**Exercise goal:** Copy every one of the items below word for word, line by line, without changing anything.

**Stored data:**
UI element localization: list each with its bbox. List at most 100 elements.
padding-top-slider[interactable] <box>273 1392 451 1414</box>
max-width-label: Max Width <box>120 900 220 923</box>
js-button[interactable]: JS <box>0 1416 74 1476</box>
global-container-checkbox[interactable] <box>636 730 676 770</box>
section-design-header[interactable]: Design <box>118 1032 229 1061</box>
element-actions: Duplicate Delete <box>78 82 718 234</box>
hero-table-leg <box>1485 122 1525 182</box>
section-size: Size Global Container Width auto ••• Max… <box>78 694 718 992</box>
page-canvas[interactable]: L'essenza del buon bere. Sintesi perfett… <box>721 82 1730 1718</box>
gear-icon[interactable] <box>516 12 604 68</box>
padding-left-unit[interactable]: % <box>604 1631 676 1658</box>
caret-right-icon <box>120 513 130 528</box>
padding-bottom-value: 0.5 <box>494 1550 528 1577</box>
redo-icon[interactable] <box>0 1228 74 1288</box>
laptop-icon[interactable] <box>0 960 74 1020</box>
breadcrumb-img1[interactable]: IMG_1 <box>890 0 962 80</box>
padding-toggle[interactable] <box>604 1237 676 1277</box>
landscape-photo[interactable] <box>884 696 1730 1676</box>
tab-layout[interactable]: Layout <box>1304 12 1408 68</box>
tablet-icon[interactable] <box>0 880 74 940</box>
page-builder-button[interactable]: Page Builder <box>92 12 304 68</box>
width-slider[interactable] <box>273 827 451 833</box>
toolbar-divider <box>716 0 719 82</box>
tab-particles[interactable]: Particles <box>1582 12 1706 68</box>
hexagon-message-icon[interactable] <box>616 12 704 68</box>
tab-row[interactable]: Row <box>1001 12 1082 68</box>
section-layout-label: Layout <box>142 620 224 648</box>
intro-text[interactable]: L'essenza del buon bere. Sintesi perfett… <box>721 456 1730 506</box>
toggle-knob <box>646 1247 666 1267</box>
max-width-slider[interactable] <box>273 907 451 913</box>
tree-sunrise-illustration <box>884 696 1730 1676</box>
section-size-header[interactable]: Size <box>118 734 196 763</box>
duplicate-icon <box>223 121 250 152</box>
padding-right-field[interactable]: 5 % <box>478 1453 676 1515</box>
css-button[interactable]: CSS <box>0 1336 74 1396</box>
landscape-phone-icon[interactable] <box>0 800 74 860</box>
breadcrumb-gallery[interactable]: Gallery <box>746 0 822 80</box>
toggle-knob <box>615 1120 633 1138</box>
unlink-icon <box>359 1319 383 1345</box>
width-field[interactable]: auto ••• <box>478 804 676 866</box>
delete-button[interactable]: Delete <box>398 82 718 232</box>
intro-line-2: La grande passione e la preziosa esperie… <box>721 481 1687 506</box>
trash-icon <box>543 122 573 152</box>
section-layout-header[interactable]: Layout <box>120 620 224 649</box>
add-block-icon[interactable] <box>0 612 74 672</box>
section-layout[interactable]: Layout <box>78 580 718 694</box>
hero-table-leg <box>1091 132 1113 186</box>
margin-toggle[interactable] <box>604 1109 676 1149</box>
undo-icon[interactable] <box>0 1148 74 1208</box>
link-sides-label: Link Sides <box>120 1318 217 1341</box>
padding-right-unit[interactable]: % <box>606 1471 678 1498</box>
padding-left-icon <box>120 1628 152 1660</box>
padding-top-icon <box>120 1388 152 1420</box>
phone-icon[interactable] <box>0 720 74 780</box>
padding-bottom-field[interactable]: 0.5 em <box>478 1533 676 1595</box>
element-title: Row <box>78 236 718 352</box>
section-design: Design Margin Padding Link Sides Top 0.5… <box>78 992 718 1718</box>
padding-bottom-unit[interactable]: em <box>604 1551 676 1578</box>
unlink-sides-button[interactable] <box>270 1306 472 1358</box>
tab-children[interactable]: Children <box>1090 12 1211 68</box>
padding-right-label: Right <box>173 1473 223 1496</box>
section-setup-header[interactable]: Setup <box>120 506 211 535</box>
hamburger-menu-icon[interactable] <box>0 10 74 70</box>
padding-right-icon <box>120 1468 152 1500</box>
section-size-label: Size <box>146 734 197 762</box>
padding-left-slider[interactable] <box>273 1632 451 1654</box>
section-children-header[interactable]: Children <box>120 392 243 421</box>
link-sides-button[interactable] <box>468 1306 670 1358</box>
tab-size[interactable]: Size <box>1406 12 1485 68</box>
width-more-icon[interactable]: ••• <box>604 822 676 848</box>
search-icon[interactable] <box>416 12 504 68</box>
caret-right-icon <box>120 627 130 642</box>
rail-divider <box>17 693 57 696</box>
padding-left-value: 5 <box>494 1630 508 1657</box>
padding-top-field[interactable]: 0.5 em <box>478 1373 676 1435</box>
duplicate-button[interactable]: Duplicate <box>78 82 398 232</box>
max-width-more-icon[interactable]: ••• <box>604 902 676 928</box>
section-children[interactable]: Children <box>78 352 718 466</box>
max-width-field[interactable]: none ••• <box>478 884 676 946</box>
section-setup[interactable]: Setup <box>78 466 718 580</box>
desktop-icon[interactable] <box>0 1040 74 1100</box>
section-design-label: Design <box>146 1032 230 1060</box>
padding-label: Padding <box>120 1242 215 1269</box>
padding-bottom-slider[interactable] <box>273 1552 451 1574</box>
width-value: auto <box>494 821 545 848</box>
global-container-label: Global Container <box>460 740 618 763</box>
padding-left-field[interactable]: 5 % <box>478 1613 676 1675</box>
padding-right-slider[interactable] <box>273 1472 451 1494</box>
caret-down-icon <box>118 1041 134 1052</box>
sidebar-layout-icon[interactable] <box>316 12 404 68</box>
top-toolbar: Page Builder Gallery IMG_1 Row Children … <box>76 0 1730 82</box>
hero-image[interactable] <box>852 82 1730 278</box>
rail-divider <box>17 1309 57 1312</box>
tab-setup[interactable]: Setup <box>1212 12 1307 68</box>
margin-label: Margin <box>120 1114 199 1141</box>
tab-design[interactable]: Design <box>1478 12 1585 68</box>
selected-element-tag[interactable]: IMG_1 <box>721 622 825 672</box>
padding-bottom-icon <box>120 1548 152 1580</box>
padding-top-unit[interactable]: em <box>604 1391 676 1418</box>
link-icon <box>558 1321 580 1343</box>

**Correct response:**
UI element localization: list each with its bbox. List at most 100 elements.
padding-top-slider[interactable] <box>273 1392 451 1414</box>
max-width-label: Max Width <box>120 900 220 923</box>
js-button[interactable]: JS <box>0 1416 74 1476</box>
global-container-checkbox[interactable] <box>636 730 676 770</box>
section-design-header[interactable]: Design <box>118 1032 229 1061</box>
element-actions: Duplicate Delete <box>78 82 718 234</box>
hero-table-leg <box>1485 122 1525 182</box>
section-size: Size Global Container Width auto ••• Max… <box>78 694 718 992</box>
page-canvas[interactable]: L'essenza del buon bere. Sintesi perfett… <box>721 82 1730 1718</box>
gear-icon[interactable] <box>516 12 604 68</box>
padding-left-unit[interactable]: % <box>604 1631 676 1658</box>
caret-right-icon <box>120 513 130 528</box>
padding-bottom-value: 0.5 <box>494 1550 528 1577</box>
redo-icon[interactable] <box>0 1228 74 1288</box>
laptop-icon[interactable] <box>0 960 74 1020</box>
breadcrumb-img1[interactable]: IMG_1 <box>890 0 962 80</box>
padding-toggle[interactable] <box>604 1237 676 1277</box>
landscape-photo[interactable] <box>884 696 1730 1676</box>
tab-layout[interactable]: Layout <box>1304 12 1408 68</box>
tablet-icon[interactable] <box>0 880 74 940</box>
page-builder-button[interactable]: Page Builder <box>92 12 304 68</box>
width-slider[interactable] <box>273 827 451 833</box>
toolbar-divider <box>716 0 719 82</box>
tab-particles[interactable]: Particles <box>1582 12 1706 68</box>
hexagon-message-icon[interactable] <box>616 12 704 68</box>
tab-row[interactable]: Row <box>1001 12 1082 68</box>
section-layout-label: Layout <box>142 620 224 648</box>
intro-text[interactable]: L'essenza del buon bere. Sintesi perfett… <box>721 456 1730 506</box>
toggle-knob <box>646 1247 666 1267</box>
max-width-slider[interactable] <box>273 907 451 913</box>
tree-sunrise-illustration <box>884 696 1730 1676</box>
section-size-header[interactable]: Size <box>118 734 196 763</box>
duplicate-icon <box>223 121 250 152</box>
padding-right-field[interactable]: 5 % <box>478 1453 676 1515</box>
css-button[interactable]: CSS <box>0 1336 74 1396</box>
landscape-phone-icon[interactable] <box>0 800 74 860</box>
breadcrumb-gallery[interactable]: Gallery <box>746 0 822 80</box>
toggle-knob <box>615 1120 633 1138</box>
unlink-icon <box>359 1319 383 1345</box>
width-field[interactable]: auto ••• <box>478 804 676 866</box>
delete-button[interactable]: Delete <box>398 82 718 232</box>
intro-line-2: La grande passione e la preziosa esperie… <box>721 481 1687 506</box>
trash-icon <box>543 122 573 152</box>
section-layout-header[interactable]: Layout <box>120 620 224 649</box>
add-block-icon[interactable] <box>0 612 74 672</box>
section-layout[interactable]: Layout <box>78 580 718 694</box>
hero-table-leg <box>1091 132 1113 186</box>
margin-toggle[interactable] <box>604 1109 676 1149</box>
undo-icon[interactable] <box>0 1148 74 1208</box>
link-sides-label: Link Sides <box>120 1318 217 1341</box>
padding-right-unit[interactable]: % <box>606 1471 678 1498</box>
padding-left-icon <box>120 1628 152 1660</box>
padding-top-icon <box>120 1388 152 1420</box>
phone-icon[interactable] <box>0 720 74 780</box>
padding-bottom-field[interactable]: 0.5 em <box>478 1533 676 1595</box>
element-title: Row <box>78 236 718 352</box>
section-design: Design Margin Padding Link Sides Top 0.5… <box>78 992 718 1718</box>
padding-bottom-unit[interactable]: em <box>604 1551 676 1578</box>
unlink-sides-button[interactable] <box>270 1306 472 1358</box>
tab-children[interactable]: Children <box>1090 12 1211 68</box>
padding-right-label: Right <box>173 1473 223 1496</box>
section-setup-header[interactable]: Setup <box>120 506 211 535</box>
hamburger-menu-icon[interactable] <box>0 10 74 70</box>
padding-right-icon <box>120 1468 152 1500</box>
section-size-label: Size <box>146 734 197 762</box>
padding-left-slider[interactable] <box>273 1632 451 1654</box>
section-children-header[interactable]: Children <box>120 392 243 421</box>
link-sides-button[interactable] <box>468 1306 670 1358</box>
tab-size[interactable]: Size <box>1406 12 1485 68</box>
width-more-icon[interactable]: ••• <box>604 822 676 848</box>
search-icon[interactable] <box>416 12 504 68</box>
caret-right-icon <box>120 627 130 642</box>
rail-divider <box>17 693 57 696</box>
padding-left-value: 5 <box>494 1630 508 1657</box>
padding-top-field[interactable]: 0.5 em <box>478 1373 676 1435</box>
duplicate-button[interactable]: Duplicate <box>78 82 398 232</box>
max-width-more-icon[interactable]: ••• <box>604 902 676 928</box>
section-children[interactable]: Children <box>78 352 718 466</box>
max-width-field[interactable]: none ••• <box>478 884 676 946</box>
section-setup[interactable]: Setup <box>78 466 718 580</box>
desktop-icon[interactable] <box>0 1040 74 1100</box>
section-design-label: Design <box>146 1032 230 1060</box>
padding-label: Padding <box>120 1242 215 1269</box>
padding-bottom-slider[interactable] <box>273 1552 451 1574</box>
width-value: auto <box>494 821 545 848</box>
global-container-label: Global Container <box>460 740 618 763</box>
padding-left-field[interactable]: 5 % <box>478 1613 676 1675</box>
padding-right-slider[interactable] <box>273 1472 451 1494</box>
caret-down-icon <box>118 1041 134 1052</box>
sidebar-layout-icon[interactable] <box>316 12 404 68</box>
top-toolbar: Page Builder Gallery IMG_1 Row Children … <box>76 0 1730 82</box>
hero-image[interactable] <box>852 82 1730 278</box>
rail-divider <box>17 1309 57 1312</box>
tab-setup[interactable]: Setup <box>1212 12 1307 68</box>
margin-label: Margin <box>120 1114 199 1141</box>
tab-design[interactable]: Design <box>1478 12 1585 68</box>
selected-element-tag[interactable]: IMG_1 <box>721 622 825 672</box>
padding-bottom-icon <box>120 1548 152 1580</box>
padding-top-unit[interactable]: em <box>604 1391 676 1418</box>
link-icon <box>558 1321 580 1343</box>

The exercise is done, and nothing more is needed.